→ Task objective
Set all the material down again unchanged, without the pictures.

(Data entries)
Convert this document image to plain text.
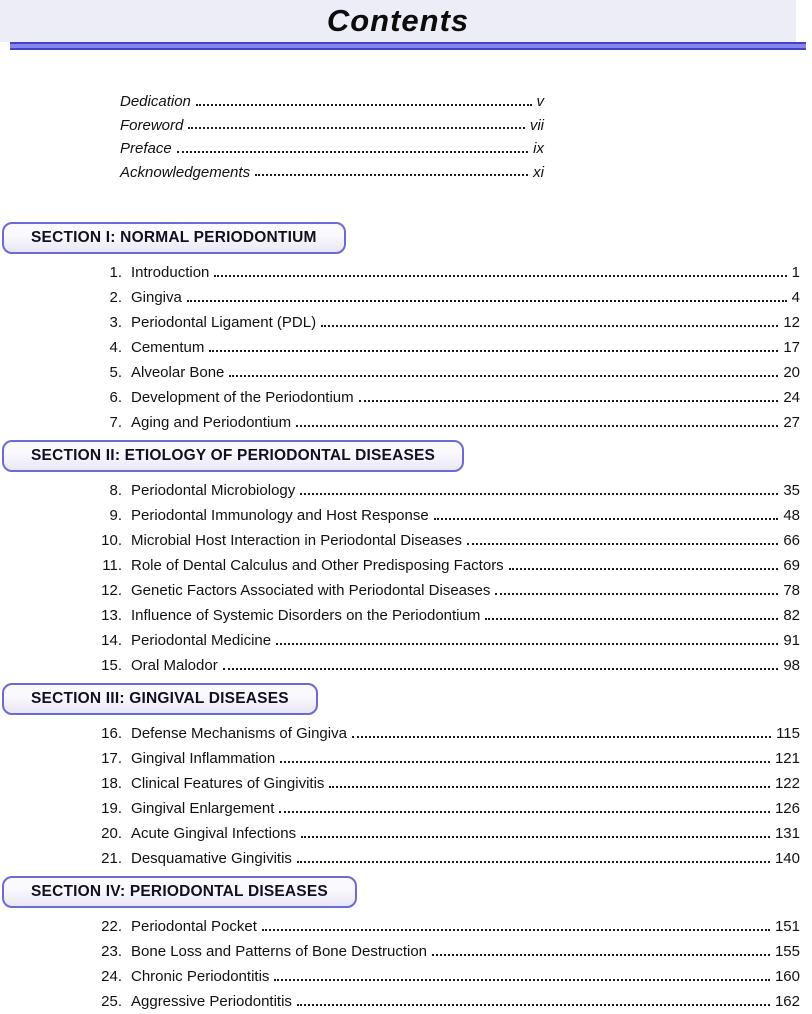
Contents
Dedication	v
Foreword	vii
Preface	ix
Acknowledgements	xi
SECTION I: NORMAL PERIODONTIUM
1. Introduction	1
2. Gingiva	4
3. Periodontal Ligament (PDL)	12
4. Cementum	17
5. Alveolar Bone	20
6. Development of the Periodontium	24
7. Aging and Periodontium	27
SECTION II: ETIOLOGY OF PERIODONTAL DISEASES
8. Periodontal Microbiology	35
9. Periodontal Immunology and Host Response	48
10. Microbial Host Interaction in Periodontal Diseases	66
11. Role of Dental Calculus and Other Predisposing Factors	69
12. Genetic Factors Associated with Periodontal Diseases	78
13. Influence of Systemic Disorders on the Periodontium	82
14. Periodontal Medicine	91
15. Oral Malodor	98
SECTION III: GINGIVAL DISEASES
16. Defense Mechanisms of Gingiva	115
17. Gingival Inflammation	121
18. Clinical Features of Gingivitis	122
19. Gingival Enlargement	126
20. Acute Gingival Infections	131
21. Desquamative Gingivitis	140
SECTION IV: PERIODONTAL DISEASES
22. Periodontal Pocket	151
23. Bone Loss and Patterns of Bone Destruction	155
24. Chronic Periodontitis	160
25. Aggressive Periodontitis	162
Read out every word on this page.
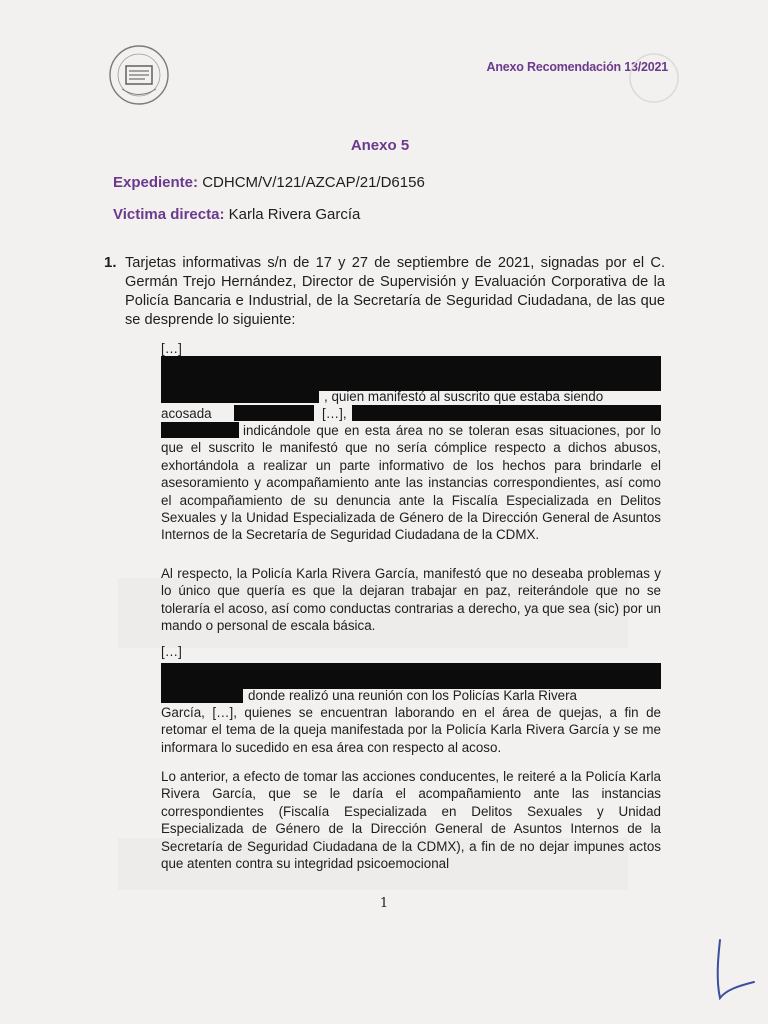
Anexo Recomendación 13/2021
Anexo 5
Expediente: CDHCM/V/121/AZCAP/21/D6156
Victima directa: Karla Rivera García
1. Tarjetas informativas s/n de 17 y 27 de septiembre de 2021, signadas por el C. Germán Trejo Hernández, Director de Supervisión y Evaluación Corporativa de la Policía Bancaria e Industrial, de la Secretaría de Seguridad Ciudadana, de las que se desprende lo siguiente:
[…]
, quien manifestó al suscrito que estaba siendo
acosada	[…],
indicándole que en esta área no se toleran esas situaciones, por lo que el suscrito le manifestó que no sería cómplice respecto a dichos abusos, exhortándola a realizar un parte informativo de los hechos para brindarle el asesoramiento y acompañamiento ante las instancias correspondientes, así como el acompañamiento de su denuncia ante la Fiscalía Especializada en Delitos Sexuales y la Unidad Especializada de Género de la Dirección General de Asuntos Internos de la Secretaría de Seguridad Ciudadana de la CDMX.
Al respecto, la Policía Karla Rivera García, manifestó que no deseaba problemas y lo único que quería es que la dejaran trabajar en paz, reiterándole que no se toleraría el acoso, así como conductas contrarias a derecho, ya que sea (sic) por un mando o personal de escala básica.
[…]
donde realizó una reunión con los Policías Karla Rivera
García, […], quienes se encuentran laborando en el área de quejas, a fin de retomar el tema de la queja manifestada por la Policía Karla Rivera García y se me informara lo sucedido en esa área con respecto al acoso.
Lo anterior, a efecto de tomar las acciones conducentes, le reiteré a la Policía Karla Rivera García, que se le daría el acompañamiento ante las instancias correspondientes (Fiscalía Especializada en Delitos Sexuales y Unidad Especializada de Género de la Dirección General de Asuntos Internos de la Secretaría de Seguridad Ciudadana de la CDMX), a fin de no dejar impunes actos que atenten contra su integridad psicoemocional
1
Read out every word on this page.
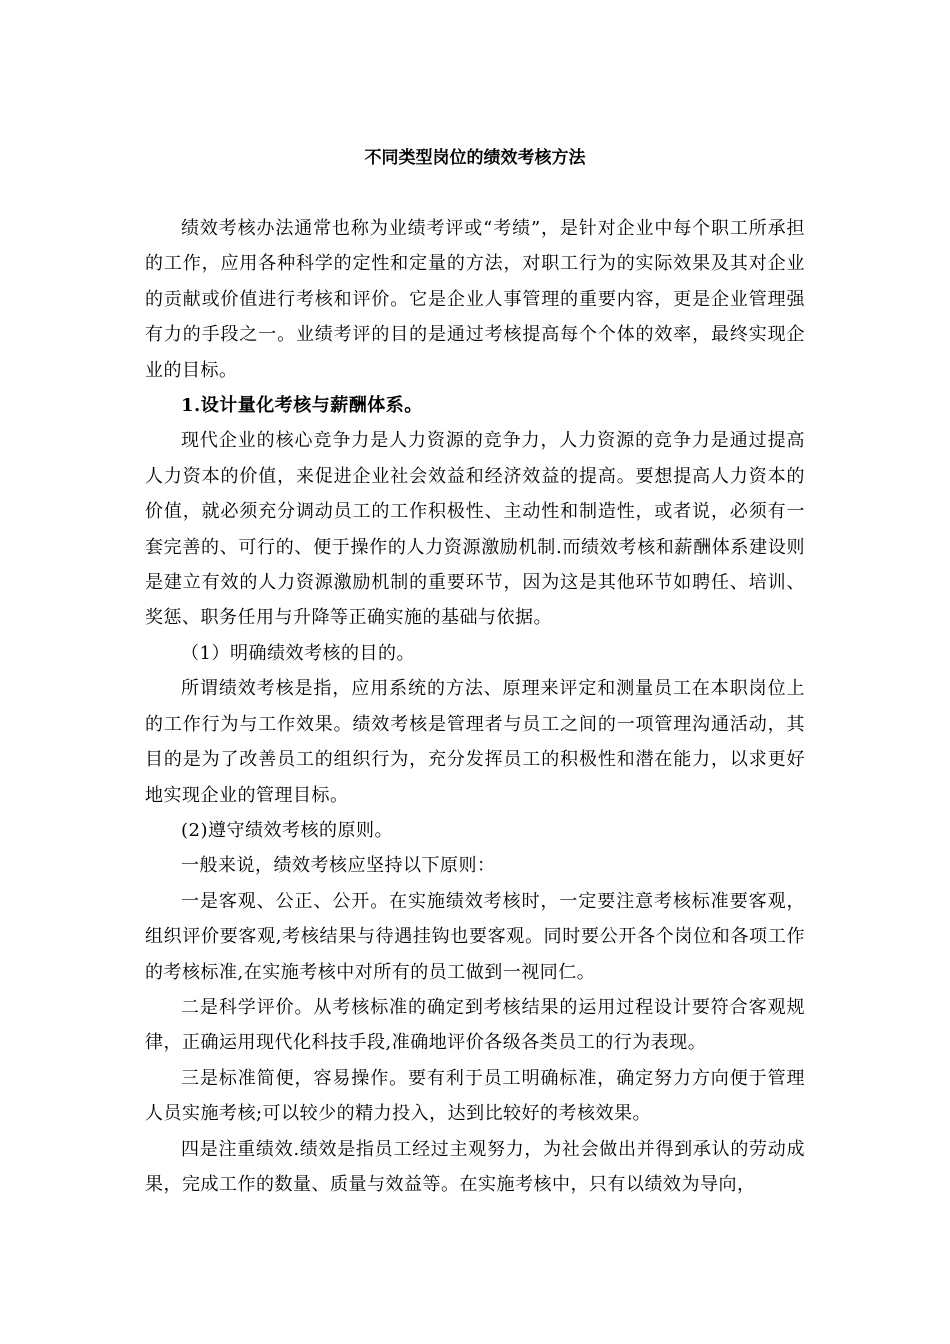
不同类型岗位的绩效考核方法

绩效考核办法通常也称为业绩考评或“考绩”，是针对企业中每个职工所承担的工作，应用各种科学的定性和定量的方法，对职工行为的实际效果及其对企业的贡献或价值进行考核和评价。它是企业人事管理的重要内容，更是企业管理强有力的手段之一。业绩考评的目的是通过考核提高每个个体的效率，最终实现企业的目标。

1.设计量化考核与薪酬体系。

现代企业的核心竞争力是人力资源的竞争力，人力资源的竞争力是通过提高人力资本的价值，来促进企业社会效益和经济效益的提高。要想提高人力资本的价值，就必须充分调动员工的工作积极性、主动性和制造性，或者说，必须有一套完善的、可行的、便于操作的人力资源激励机制.而绩效考核和薪酬体系建设则是建立有效的人力资源激励机制的重要环节，因为这是其他环节如聘任、培训、奖惩、职务任用与升降等正确实施的基础与依据。

（1）明确绩效考核的目的。

所谓绩效考核是指，应用系统的方法、原理来评定和测量员工在本职岗位上的工作行为与工作效果。绩效考核是管理者与员工之间的一项管理沟通活动，其目的是为了改善员工的组织行为，充分发挥员工的积极性和潜在能力，以求更好地实现企业的管理目标。

(2)遵守绩效考核的原则。

一般来说，绩效考核应坚持以下原则：

一是客观、公正、公开。在实施绩效考核时，一定要注意考核标准要客观，组织评价要客观,考核结果与待遇挂钩也要客观。同时要公开各个岗位和各项工作的考核标准,在实施考核中对所有的员工做到一视同仁。

二是科学评价。从考核标准的确定到考核结果的运用过程设计要符合客观规律，正确运用现代化科技手段,准确地评价各级各类员工的行为表现。

三是标准简便，容易操作。要有利于员工明确标准，确定努力方向便于管理人员实施考核;可以较少的精力投入，达到比较好的考核效果。

四是注重绩效.绩效是指员工经过主观努力，为社会做出并得到承认的劳动成果，完成工作的数量、质量与效益等。在实施考核中，只有以绩效为导向，
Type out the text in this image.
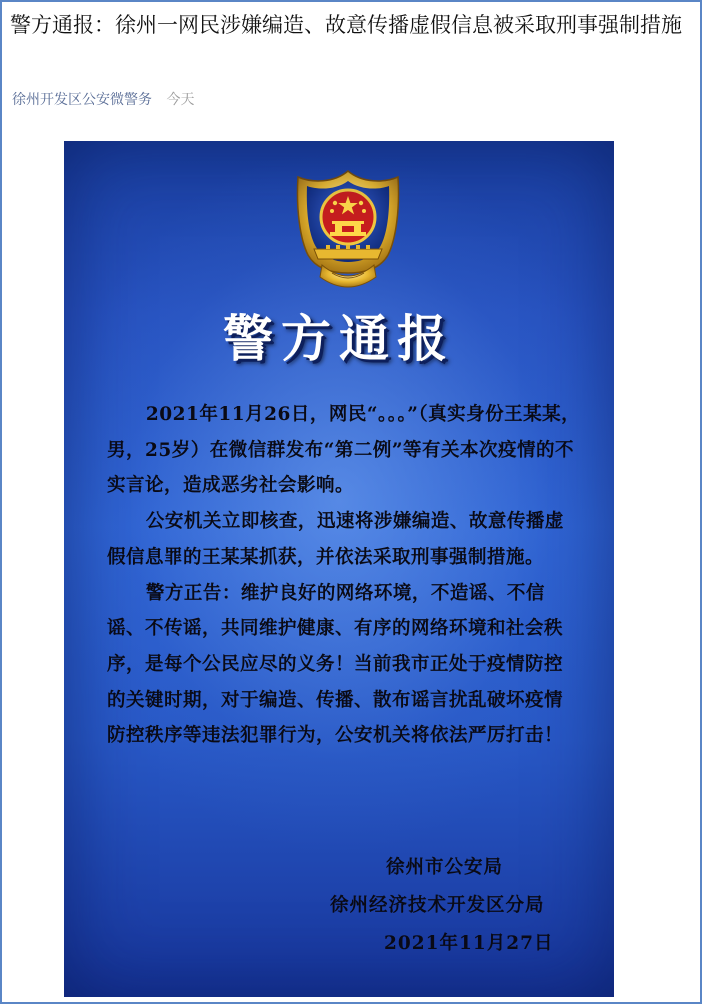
警方通报：徐州一网民涉嫌编造、故意传播虚假信息被采取刑事强制措施
徐州开发区公安微警务 今天
警方通报

2021年11月26日，网民“。。。”（真实身份王某某，男，25岁）在微信群发布“第二例”等有关本次疫情的不实言论，造成恶劣社会影响。

公安机关立即核查，迅速将涉嫌编造、故意传播虚假信息罪的王某某抓获，并依法采取刑事强制措施。

警方正告：维护良好的网络环境，不造谣、不信谣、不传谣，共同维护健康、有序的网络环境和社会秩序，是每个公民应尽的义务！当前我市正处于疫情防控的关键时期，对于编造、传播、散布谣言扰乱破坏疫情防控秩序等违法犯罪行为，公安机关将依法严厉打击！

徐州市公安局
徐州经济技术开发区分局
2021年11月27日
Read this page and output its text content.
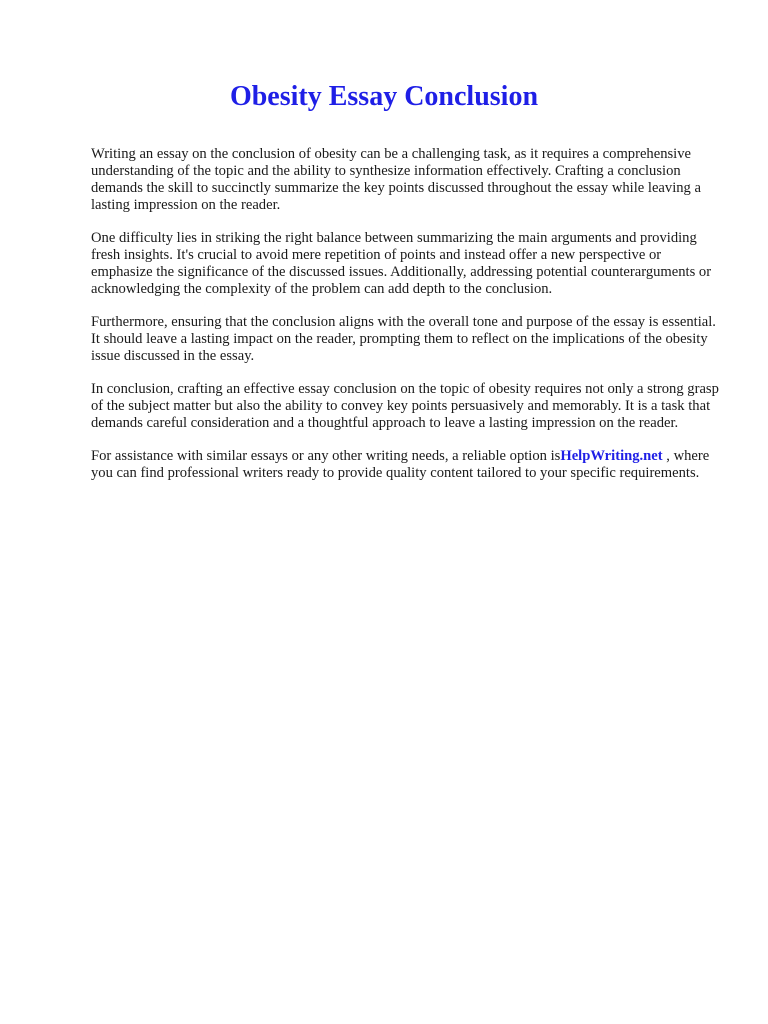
Obesity Essay Conclusion

Writing an essay on the conclusion of obesity can be a challenging task, as it requires a comprehensive understanding of the topic and the ability to synthesize information effectively. Crafting a conclusion demands the skill to succinctly summarize the key points discussed throughout the essay while leaving a lasting impression on the reader.

One difficulty lies in striking the right balance between summarizing the main arguments and providing fresh insights. It's crucial to avoid mere repetition of points and instead offer a new perspective or emphasize the significance of the discussed issues. Additionally, addressing potential counterarguments or acknowledging the complexity of the problem can add depth to the conclusion.

Furthermore, ensuring that the conclusion aligns with the overall tone and purpose of the essay is essential. It should leave a lasting impact on the reader, prompting them to reflect on the implications of the obesity issue discussed in the essay.

In conclusion, crafting an effective essay conclusion on the topic of obesity requires not only a strong grasp of the subject matter but also the ability to convey key points persuasively and memorably. It is a task that demands careful consideration and a thoughtful approach to leave a lasting impression on the reader.

For assistance with similar essays or any other writing needs, a reliable option isHelpWriting.net , where you can find professional writers ready to provide quality content tailored to your specific requirements.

→ Answer below
Convert this document image to plain text.
Contents
Dedication	v
Foreword	vii
Preface	ix
Acknowledgements	xi
SECTION I: NORMAL PERIODONTIUM
1. Introduction	1
2. Gingiva	4
3. Periodontal Ligament (PDL)	12
4. Cementum	17
5. Alveolar Bone	20
6. Development of the Periodontium	24
7. Aging and Periodontium	27
SECTION II: ETIOLOGY OF PERIODONTAL DISEASES
8. Periodontal Microbiology	35
9. Periodontal Immunology and Host Response	48
10. Microbial Host Interaction in Periodontal Diseases	66
11. Role of Dental Calculus and Other Predisposing Factors	69
12. Genetic Factors Associated with Periodontal Diseases	78
13. Influence of Systemic Disorders on the Periodontium	82
14. Periodontal Medicine	91
15. Oral Malodor	98
SECTION III: GINGIVAL DISEASES
16. Defense Mechanisms of Gingiva	115
17. Gingival Inflammation	121
18. Clinical Features of Gingivitis	122
19. Gingival Enlargement	126
20. Acute Gingival Infections	131
21. Desquamative Gingivitis	140
SECTION IV: PERIODONTAL DISEASES
22. Periodontal Pocket	151
23. Bone Loss and Patterns of Bone Destruction	155
24. Chronic Periodontitis	160
25. Aggressive Periodontitis	162
Read out every word on this page.
Anexo Recomendación 13/2021
Anexo 5
Expediente: CDHCM/V/121/AZCAP/21/D6156
Victima directa: Karla Rivera García
1. Tarjetas informativas s/n de 17 y 27 de septiembre de 2021, signadas por el C. Germán Trejo Hernández, Director de Supervisión y Evaluación Corporativa de la Policía Bancaria e Industrial, de la Secretaría de Seguridad Ciudadana, de las que se desprende lo siguiente:
[…]
, quien manifestó al suscrito que estaba siendo
acosada	[…],
indicándole que en esta área no se toleran esas situaciones, por lo que el suscrito le manifestó que no sería cómplice respecto a dichos abusos, exhortándola a realizar un parte informativo de los hechos para brindarle el asesoramiento y acompañamiento ante las instancias correspondientes, así como el acompañamiento de su denuncia ante la Fiscalía Especializada en Delitos Sexuales y la Unidad Especializada de Género de la Dirección General de Asuntos Internos de la Secretaría de Seguridad Ciudadana de la CDMX.
Al respecto, la Policía Karla Rivera García, manifestó que no deseaba problemas y lo único que quería es que la dejaran trabajar en paz, reiterándole que no se toleraría el acoso, así como conductas contrarias a derecho, ya que sea (sic) por un mando o personal de escala básica.
[…]
donde realizó una reunión con los Policías Karla Rivera
García, […], quienes se encuentran laborando en el área de quejas, a fin de retomar el tema de la queja manifestada por la Policía Karla Rivera García y se me informara lo sucedido en esa área con respecto al acoso.
Lo anterior, a efecto de tomar las acciones conducentes, le reiteré a la Policía Karla Rivera García, que se le daría el acompañamiento ante las instancias correspondientes (Fiscalía Especializada en Delitos Sexuales y Unidad Especializada de Género de la Dirección General de Asuntos Internos de la Secretaría de Seguridad Ciudadana de la CDMX), a fin de no dejar impunes actos que atenten contra su integridad psicoemocional
1
Read out every word on this page.
不同类型岗位的绩效考核方法

绩效考核办法通常也称为业绩考评或“考绩”，是针对企业中每个职工所承担的工作，应用各种科学的定性和定量的方法，对职工行为的实际效果及其对企业的贡献或价值进行考核和评价。它是企业人事管理的重要内容，更是企业管理强有力的手段之一。业绩考评的目的是通过考核提高每个个体的效率，最终实现企业的目标。

1.设计量化考核与薪酬体系。

现代企业的核心竞争力是人力资源的竞争力，人力资源的竞争力是通过提高人力资本的价值，来促进企业社会效益和经济效益的提高。要想提高人力资本的价值，就必须充分调动员工的工作积极性、主动性和制造性，或者说，必须有一套完善的、可行的、便于操作的人力资源激励机制.而绩效考核和薪酬体系建设则是建立有效的人力资源激励机制的重要环节，因为这是其他环节如聘任、培训、奖惩、职务任用与升降等正确实施的基础与依据。

（1）明确绩效考核的目的。

所谓绩效考核是指，应用系统的方法、原理来评定和测量员工在本职岗位上的工作行为与工作效果。绩效考核是管理者与员工之间的一项管理沟通活动，其目的是为了改善员工的组织行为，充分发挥员工的积极性和潜在能力，以求更好地实现企业的管理目标。

(2)遵守绩效考核的原则。

一般来说，绩效考核应坚持以下原则：

一是客观、公正、公开。在实施绩效考核时，一定要注意考核标准要客观，组织评价要客观,考核结果与待遇挂钩也要客观。同时要公开各个岗位和各项工作的考核标准,在实施考核中对所有的员工做到一视同仁。

二是科学评价。从考核标准的确定到考核结果的运用过程设计要符合客观规律，正确运用现代化科技手段,准确地评价各级各类员工的行为表现。

三是标准简便，容易操作。要有利于员工明确标准，确定努力方向便于管理人员实施考核;可以较少的精力投入，达到比较好的考核效果。

四是注重绩效.绩效是指员工经过主观努力，为社会做出并得到承认的劳动成果，完成工作的数量、质量与效益等。在实施考核中，只有以绩效为导向，
Type out the text in this image.
警方通报：徐州一网民涉嫌编造、故意传播虚假信息被采取刑事强制措施
徐州开发区公安微警务 今天
警方通报

2021年11月26日，网民“。。。”（真实身份王某某，男，25岁）在微信群发布“第二例”等有关本次疫情的不实言论，造成恶劣社会影响。

公安机关立即核查，迅速将涉嫌编造、故意传播虚假信息罪的王某某抓获，并依法采取刑事强制措施。

警方正告：维护良好的网络环境，不造谣、不信谣、不传谣，共同维护健康、有序的网络环境和社会秩序，是每个公民应尽的义务！当前我市正处于疫情防控的关键时期，对于编造、传播、散布谣言扰乱破坏疫情防控秩序等违法犯罪行为，公安机关将依法严厉打击！

徐州市公安局
徐州经济技术开发区分局
2021年11月27日
Read this page and output its text content.
Obesity Essay Conclusion

Writing an essay on the conclusion of obesity can be a challenging task, as it requires a comprehensive understanding of the topic and the ability to synthesize information effectively. Crafting a conclusion demands the skill to succinctly summarize the key points discussed throughout the essay while leaving a lasting impression on the reader.

One difficulty lies in striking the right balance between summarizing the main arguments and providing fresh insights. It's crucial to avoid mere repetition of points and instead offer a new perspective or emphasize the significance of the discussed issues. Additionally, addressing potential counterarguments or acknowledging the complexity of the problem can add depth to the conclusion.

Furthermore, ensuring that the conclusion aligns with the overall tone and purpose of the essay is essential. It should leave a lasting impact on the reader, prompting them to reflect on the implications of the obesity issue discussed in the essay.

In conclusion, crafting an effective essay conclusion on the topic of obesity requires not only a strong grasp of the subject matter but also the ability to convey key points persuasively and memorably. It is a task that demands careful consideration and a thoughtful approach to leave a lasting impression on the reader.

For assistance with similar essays or any other writing needs, a reliable option isHelpWriting.net , where you can find professional writers ready to provide quality content tailored to your specific requirements.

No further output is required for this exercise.